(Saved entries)
(begin)
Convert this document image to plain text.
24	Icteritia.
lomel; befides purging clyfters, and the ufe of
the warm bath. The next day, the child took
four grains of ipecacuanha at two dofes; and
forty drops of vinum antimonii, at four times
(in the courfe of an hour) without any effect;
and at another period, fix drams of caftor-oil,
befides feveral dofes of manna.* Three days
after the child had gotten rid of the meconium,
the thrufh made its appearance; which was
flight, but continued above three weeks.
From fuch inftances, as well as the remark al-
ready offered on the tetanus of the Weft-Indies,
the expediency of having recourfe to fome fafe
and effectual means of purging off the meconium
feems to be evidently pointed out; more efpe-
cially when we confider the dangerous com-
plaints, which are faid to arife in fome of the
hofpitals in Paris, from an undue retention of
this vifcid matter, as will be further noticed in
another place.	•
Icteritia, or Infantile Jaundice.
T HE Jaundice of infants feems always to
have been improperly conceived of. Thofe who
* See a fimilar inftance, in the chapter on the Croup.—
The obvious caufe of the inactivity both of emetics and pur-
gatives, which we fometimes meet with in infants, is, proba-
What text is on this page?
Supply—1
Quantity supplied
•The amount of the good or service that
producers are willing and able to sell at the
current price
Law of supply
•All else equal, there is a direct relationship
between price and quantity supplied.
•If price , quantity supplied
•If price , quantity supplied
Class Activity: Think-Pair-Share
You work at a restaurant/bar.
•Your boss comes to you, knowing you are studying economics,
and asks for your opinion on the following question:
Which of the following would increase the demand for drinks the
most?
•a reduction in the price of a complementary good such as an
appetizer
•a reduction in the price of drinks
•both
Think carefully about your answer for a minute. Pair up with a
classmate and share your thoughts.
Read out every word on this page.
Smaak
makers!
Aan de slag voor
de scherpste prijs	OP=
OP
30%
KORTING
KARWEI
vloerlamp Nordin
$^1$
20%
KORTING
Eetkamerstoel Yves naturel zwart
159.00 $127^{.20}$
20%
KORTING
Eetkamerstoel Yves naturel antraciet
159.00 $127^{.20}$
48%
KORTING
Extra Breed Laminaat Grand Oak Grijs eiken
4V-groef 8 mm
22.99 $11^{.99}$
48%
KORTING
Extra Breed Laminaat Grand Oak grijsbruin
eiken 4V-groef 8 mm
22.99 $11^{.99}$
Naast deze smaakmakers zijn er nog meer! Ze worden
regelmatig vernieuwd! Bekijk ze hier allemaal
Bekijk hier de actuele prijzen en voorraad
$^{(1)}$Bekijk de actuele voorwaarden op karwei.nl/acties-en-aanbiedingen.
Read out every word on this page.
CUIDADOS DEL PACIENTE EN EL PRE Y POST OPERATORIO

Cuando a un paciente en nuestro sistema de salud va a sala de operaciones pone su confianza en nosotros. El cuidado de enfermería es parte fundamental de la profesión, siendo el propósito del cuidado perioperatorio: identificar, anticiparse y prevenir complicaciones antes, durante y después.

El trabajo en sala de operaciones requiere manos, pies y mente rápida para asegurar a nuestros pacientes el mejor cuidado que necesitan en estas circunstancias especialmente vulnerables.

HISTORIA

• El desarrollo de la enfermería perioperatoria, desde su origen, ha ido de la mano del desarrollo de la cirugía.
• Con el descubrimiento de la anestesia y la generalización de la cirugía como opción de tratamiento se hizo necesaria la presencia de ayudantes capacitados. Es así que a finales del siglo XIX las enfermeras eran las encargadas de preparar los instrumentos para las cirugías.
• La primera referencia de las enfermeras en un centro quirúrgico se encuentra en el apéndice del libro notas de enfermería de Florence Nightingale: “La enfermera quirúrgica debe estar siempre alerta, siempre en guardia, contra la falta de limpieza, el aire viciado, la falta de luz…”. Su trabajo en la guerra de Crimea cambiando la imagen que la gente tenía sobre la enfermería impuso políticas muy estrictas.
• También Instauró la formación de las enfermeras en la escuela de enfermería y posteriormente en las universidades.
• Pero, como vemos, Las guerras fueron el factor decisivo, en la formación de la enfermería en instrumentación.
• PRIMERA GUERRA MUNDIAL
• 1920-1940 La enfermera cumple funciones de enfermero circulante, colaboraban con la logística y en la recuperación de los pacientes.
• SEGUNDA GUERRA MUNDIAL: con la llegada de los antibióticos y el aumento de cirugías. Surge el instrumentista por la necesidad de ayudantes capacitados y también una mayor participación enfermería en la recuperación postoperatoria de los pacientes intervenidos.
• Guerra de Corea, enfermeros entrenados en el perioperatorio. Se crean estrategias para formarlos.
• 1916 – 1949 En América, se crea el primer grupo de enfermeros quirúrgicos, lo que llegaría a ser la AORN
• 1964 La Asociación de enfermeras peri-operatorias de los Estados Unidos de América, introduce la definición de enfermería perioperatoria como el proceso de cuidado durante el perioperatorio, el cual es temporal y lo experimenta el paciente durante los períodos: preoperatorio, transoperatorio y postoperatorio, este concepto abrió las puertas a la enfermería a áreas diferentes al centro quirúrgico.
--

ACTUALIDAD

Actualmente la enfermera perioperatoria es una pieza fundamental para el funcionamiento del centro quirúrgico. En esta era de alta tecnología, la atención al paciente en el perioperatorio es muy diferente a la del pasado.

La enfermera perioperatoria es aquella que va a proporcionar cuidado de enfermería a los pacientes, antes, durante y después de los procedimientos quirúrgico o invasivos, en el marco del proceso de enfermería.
(end)
Exercise aim —
Retype the whole listing, matching it exactly.

Response —
Convert this document image to plain text.
24	Icteritia.
lomel; befides purging clyfters, and the ufe of
the warm bath. The next day, the child took
four grains of ipecacuanha at two dofes; and
forty drops of vinum antimonii, at four times
(in the courfe of an hour) without any effect;
and at another period, fix drams of caftor-oil,
befides feveral dofes of manna.* Three days
after the child had gotten rid of the meconium,
the thrufh made its appearance; which was
flight, but continued above three weeks.
From fuch inftances, as well as the remark al-
ready offered on the tetanus of the Weft-Indies,
the expediency of having recourfe to fome fafe
and effectual means of purging off the meconium
feems to be evidently pointed out; more efpe-
cially when we confider the dangerous com-
plaints, which are faid to arife in fome of the
hofpitals in Paris, from an undue retention of
this vifcid matter, as will be further noticed in
another place.	•
Icteritia, or Infantile Jaundice.
T HE Jaundice of infants feems always to
have been improperly conceived of. Thofe who
* See a fimilar inftance, in the chapter on the Croup.—
The obvious caufe of the inactivity both of emetics and pur-
gatives, which we fometimes meet with in infants, is, proba-
What text is on this page?
Supply—1
Quantity supplied
•The amount of the good or service that
producers are willing and able to sell at the
current price
Law of supply
•All else equal, there is a direct relationship
between price and quantity supplied.
•If price , quantity supplied
•If price , quantity supplied
Class Activity: Think-Pair-Share
You work at a restaurant/bar.
•Your boss comes to you, knowing you are studying economics,
and asks for your opinion on the following question:
Which of the following would increase the demand for drinks the
most?
•a reduction in the price of a complementary good such as an
appetizer
•a reduction in the price of drinks
•both
Think carefully about your answer for a minute. Pair up with a
classmate and share your thoughts.
Read out every word on this page.
Smaak
makers!
Aan de slag voor
de scherpste prijs	OP=
OP
30%
KORTING
KARWEI
vloerlamp Nordin
$^1$
20%
KORTING
Eetkamerstoel Yves naturel zwart
159.00 $127^{.20}$
20%
KORTING
Eetkamerstoel Yves naturel antraciet
159.00 $127^{.20}$
48%
KORTING
Extra Breed Laminaat Grand Oak Grijs eiken
4V-groef 8 mm
22.99 $11^{.99}$
48%
KORTING
Extra Breed Laminaat Grand Oak grijsbruin
eiken 4V-groef 8 mm
22.99 $11^{.99}$
Naast deze smaakmakers zijn er nog meer! Ze worden
regelmatig vernieuwd! Bekijk ze hier allemaal
Bekijk hier de actuele prijzen en voorraad
$^{(1)}$Bekijk de actuele voorwaarden op karwei.nl/acties-en-aanbiedingen.
Read out every word on this page.
CUIDADOS DEL PACIENTE EN EL PRE Y POST OPERATORIO

Cuando a un paciente en nuestro sistema de salud va a sala de operaciones pone su confianza en nosotros. El cuidado de enfermería es parte fundamental de la profesión, siendo el propósito del cuidado perioperatorio: identificar, anticiparse y prevenir complicaciones antes, durante y después.

El trabajo en sala de operaciones requiere manos, pies y mente rápida para asegurar a nuestros pacientes el mejor cuidado que necesitan en estas circunstancias especialmente vulnerables.

HISTORIA

• El desarrollo de la enfermería perioperatoria, desde su origen, ha ido de la mano del desarrollo de la cirugía.
• Con el descubrimiento de la anestesia y la generalización de la cirugía como opción de tratamiento se hizo necesaria la presencia de ayudantes capacitados. Es así que a finales del siglo XIX las enfermeras eran las encargadas de preparar los instrumentos para las cirugías.
• La primera referencia de las enfermeras en un centro quirúrgico se encuentra en el apéndice del libro notas de enfermería de Florence Nightingale: “La enfermera quirúrgica debe estar siempre alerta, siempre en guardia, contra la falta de limpieza, el aire viciado, la falta de luz…”. Su trabajo en la guerra de Crimea cambiando la imagen que la gente tenía sobre la enfermería impuso políticas muy estrictas.
• También Instauró la formación de las enfermeras en la escuela de enfermería y posteriormente en las universidades.
• Pero, como vemos, Las guerras fueron el factor decisivo, en la formación de la enfermería en instrumentación.
• PRIMERA GUERRA MUNDIAL
• 1920-1940 La enfermera cumple funciones de enfermero circulante, colaboraban con la logística y en la recuperación de los pacientes.
• SEGUNDA GUERRA MUNDIAL: con la llegada de los antibióticos y el aumento de cirugías. Surge el instrumentista por la necesidad de ayudantes capacitados y también una mayor participación enfermería en la recuperación postoperatoria de los pacientes intervenidos.
• Guerra de Corea, enfermeros entrenados en el perioperatorio. Se crean estrategias para formarlos.
• 1916 – 1949 En América, se crea el primer grupo de enfermeros quirúrgicos, lo que llegaría a ser la AORN
• 1964 La Asociación de enfermeras peri-operatorias de los Estados Unidos de América, introduce la definición de enfermería perioperatoria como el proceso de cuidado durante el perioperatorio, el cual es temporal y lo experimenta el paciente durante los períodos: preoperatorio, transoperatorio y postoperatorio, este concepto abrió las puertas a la enfermería a áreas diferentes al centro quirúrgico.
--

ACTUALIDAD

Actualmente la enfermera perioperatoria es una pieza fundamental para el funcionamiento del centro quirúrgico. En esta era de alta tecnología, la atención al paciente en el perioperatorio es muy diferente a la del pasado.

La enfermera perioperatoria es aquella que va a proporcionar cuidado de enfermería a los pacientes, antes, durante y después de los procedimientos quirúrgico o invasivos, en el marco del proceso de enfermería.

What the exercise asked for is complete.